======== Listed entries ========
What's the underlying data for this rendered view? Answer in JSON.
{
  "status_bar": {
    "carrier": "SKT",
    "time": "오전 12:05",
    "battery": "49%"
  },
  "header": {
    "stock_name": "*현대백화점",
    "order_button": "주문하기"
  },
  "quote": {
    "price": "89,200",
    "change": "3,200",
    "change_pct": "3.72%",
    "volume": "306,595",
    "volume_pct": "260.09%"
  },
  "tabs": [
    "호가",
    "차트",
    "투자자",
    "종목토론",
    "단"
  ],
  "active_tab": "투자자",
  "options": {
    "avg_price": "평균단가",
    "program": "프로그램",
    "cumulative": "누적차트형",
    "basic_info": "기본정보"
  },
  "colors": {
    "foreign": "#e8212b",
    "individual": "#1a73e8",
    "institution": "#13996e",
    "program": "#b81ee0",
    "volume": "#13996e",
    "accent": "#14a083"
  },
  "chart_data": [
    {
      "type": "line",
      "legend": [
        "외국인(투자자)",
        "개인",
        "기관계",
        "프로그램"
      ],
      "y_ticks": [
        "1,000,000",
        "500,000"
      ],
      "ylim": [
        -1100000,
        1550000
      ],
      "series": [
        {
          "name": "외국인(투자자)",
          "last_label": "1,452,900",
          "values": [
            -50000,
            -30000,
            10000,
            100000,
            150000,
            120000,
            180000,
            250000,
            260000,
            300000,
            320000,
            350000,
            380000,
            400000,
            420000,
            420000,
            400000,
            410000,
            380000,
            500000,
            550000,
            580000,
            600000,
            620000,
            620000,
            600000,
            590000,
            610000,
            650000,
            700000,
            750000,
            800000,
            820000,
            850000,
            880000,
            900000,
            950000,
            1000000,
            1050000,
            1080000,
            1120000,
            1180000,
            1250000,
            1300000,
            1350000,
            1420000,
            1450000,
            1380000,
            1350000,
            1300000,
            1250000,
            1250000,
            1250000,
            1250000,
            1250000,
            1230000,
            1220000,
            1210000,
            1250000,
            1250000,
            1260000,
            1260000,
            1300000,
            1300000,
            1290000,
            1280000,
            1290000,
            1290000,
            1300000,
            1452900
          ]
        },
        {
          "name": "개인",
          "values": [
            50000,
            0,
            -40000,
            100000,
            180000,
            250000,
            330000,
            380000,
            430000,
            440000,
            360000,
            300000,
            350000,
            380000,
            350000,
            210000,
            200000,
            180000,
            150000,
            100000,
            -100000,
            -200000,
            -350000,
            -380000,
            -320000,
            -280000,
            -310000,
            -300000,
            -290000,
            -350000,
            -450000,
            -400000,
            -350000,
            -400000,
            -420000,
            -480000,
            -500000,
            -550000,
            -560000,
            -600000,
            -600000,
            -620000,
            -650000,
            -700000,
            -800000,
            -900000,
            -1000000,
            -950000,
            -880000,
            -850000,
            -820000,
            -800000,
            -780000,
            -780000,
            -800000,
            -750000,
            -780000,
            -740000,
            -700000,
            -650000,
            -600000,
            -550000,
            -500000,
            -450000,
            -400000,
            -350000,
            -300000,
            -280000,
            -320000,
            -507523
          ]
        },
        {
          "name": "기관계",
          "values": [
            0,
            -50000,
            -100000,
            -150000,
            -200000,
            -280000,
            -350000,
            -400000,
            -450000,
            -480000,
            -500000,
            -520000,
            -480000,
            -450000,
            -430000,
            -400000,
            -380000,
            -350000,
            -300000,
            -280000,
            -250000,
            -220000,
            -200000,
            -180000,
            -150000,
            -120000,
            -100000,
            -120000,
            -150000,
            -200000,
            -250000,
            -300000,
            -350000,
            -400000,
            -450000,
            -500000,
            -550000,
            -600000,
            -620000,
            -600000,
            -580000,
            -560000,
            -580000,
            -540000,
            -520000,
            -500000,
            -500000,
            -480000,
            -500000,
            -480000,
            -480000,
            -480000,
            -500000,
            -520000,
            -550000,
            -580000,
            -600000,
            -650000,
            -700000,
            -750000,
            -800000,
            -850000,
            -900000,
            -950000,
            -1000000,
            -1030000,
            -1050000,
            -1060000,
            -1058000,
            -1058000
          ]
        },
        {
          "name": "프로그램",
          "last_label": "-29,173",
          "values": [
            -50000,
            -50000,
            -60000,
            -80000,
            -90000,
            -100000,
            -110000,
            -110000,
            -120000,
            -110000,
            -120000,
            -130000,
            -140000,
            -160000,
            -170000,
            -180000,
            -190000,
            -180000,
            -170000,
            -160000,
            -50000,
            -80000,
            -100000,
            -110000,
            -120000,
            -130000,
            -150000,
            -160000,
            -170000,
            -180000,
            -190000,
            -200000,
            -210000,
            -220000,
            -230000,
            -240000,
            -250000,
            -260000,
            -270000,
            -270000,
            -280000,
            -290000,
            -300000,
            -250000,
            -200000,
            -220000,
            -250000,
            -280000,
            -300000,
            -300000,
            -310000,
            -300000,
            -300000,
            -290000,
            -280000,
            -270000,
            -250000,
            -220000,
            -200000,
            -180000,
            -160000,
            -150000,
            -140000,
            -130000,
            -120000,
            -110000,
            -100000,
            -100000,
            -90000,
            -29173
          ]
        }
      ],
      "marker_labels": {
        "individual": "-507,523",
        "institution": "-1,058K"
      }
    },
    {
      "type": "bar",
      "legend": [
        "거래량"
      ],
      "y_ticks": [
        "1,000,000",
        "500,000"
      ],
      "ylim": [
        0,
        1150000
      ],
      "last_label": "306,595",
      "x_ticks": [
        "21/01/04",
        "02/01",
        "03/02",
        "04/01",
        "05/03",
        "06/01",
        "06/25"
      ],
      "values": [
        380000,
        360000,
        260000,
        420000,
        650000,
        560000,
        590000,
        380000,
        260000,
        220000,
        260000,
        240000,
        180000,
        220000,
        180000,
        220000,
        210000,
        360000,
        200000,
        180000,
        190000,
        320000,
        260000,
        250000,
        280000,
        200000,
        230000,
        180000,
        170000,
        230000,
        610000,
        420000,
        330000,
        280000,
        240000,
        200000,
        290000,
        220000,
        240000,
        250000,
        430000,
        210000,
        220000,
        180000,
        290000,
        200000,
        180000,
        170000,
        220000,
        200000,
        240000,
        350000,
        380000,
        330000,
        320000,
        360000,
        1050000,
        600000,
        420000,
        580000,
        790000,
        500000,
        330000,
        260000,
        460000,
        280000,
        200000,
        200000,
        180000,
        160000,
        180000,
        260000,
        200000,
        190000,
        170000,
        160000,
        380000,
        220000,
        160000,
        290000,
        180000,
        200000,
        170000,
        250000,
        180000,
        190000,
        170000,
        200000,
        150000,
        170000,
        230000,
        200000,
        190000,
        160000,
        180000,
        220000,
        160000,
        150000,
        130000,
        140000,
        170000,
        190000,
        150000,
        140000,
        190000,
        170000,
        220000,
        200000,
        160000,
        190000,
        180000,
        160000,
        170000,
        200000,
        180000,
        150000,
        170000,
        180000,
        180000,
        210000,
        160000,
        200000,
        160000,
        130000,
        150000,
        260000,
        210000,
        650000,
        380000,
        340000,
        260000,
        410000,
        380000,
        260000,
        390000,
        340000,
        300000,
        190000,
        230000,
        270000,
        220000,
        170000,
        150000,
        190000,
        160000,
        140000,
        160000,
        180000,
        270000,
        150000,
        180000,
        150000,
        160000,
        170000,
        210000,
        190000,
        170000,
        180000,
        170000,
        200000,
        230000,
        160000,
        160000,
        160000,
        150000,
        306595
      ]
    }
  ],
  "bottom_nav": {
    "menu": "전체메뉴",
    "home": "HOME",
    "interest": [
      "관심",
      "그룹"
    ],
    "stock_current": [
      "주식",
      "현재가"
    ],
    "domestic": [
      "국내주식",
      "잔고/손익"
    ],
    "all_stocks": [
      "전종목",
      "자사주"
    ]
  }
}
========
======== Listed entries ========
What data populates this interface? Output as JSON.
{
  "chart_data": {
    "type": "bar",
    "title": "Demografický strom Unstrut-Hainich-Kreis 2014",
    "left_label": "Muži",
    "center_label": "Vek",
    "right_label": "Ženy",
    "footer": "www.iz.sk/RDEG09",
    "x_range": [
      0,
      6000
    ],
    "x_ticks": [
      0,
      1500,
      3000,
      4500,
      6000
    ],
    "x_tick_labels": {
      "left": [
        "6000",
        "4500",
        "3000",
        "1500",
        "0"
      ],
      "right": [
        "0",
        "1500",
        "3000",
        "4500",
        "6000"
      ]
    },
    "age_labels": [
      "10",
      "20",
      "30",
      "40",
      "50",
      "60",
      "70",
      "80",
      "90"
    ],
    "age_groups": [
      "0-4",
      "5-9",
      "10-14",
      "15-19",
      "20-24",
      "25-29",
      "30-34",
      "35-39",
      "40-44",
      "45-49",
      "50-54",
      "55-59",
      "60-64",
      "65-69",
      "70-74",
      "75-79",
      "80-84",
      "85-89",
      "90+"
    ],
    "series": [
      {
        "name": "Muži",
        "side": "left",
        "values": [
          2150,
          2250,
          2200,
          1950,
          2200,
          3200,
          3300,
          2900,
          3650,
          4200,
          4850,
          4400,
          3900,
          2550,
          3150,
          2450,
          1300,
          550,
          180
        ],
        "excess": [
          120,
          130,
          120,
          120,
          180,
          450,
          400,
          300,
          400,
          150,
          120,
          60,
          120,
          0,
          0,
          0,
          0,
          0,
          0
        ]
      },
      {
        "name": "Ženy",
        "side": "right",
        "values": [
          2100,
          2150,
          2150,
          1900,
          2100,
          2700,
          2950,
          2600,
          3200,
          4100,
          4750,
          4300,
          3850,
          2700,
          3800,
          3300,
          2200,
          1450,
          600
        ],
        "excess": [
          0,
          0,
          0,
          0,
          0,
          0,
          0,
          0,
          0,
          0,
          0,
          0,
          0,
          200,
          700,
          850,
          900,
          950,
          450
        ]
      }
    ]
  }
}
========
Extract all lines from the data in which "What" is found.

What's the underlying data for this rendered view? Answer in JSON.
What data populates this interface? Output as JSON.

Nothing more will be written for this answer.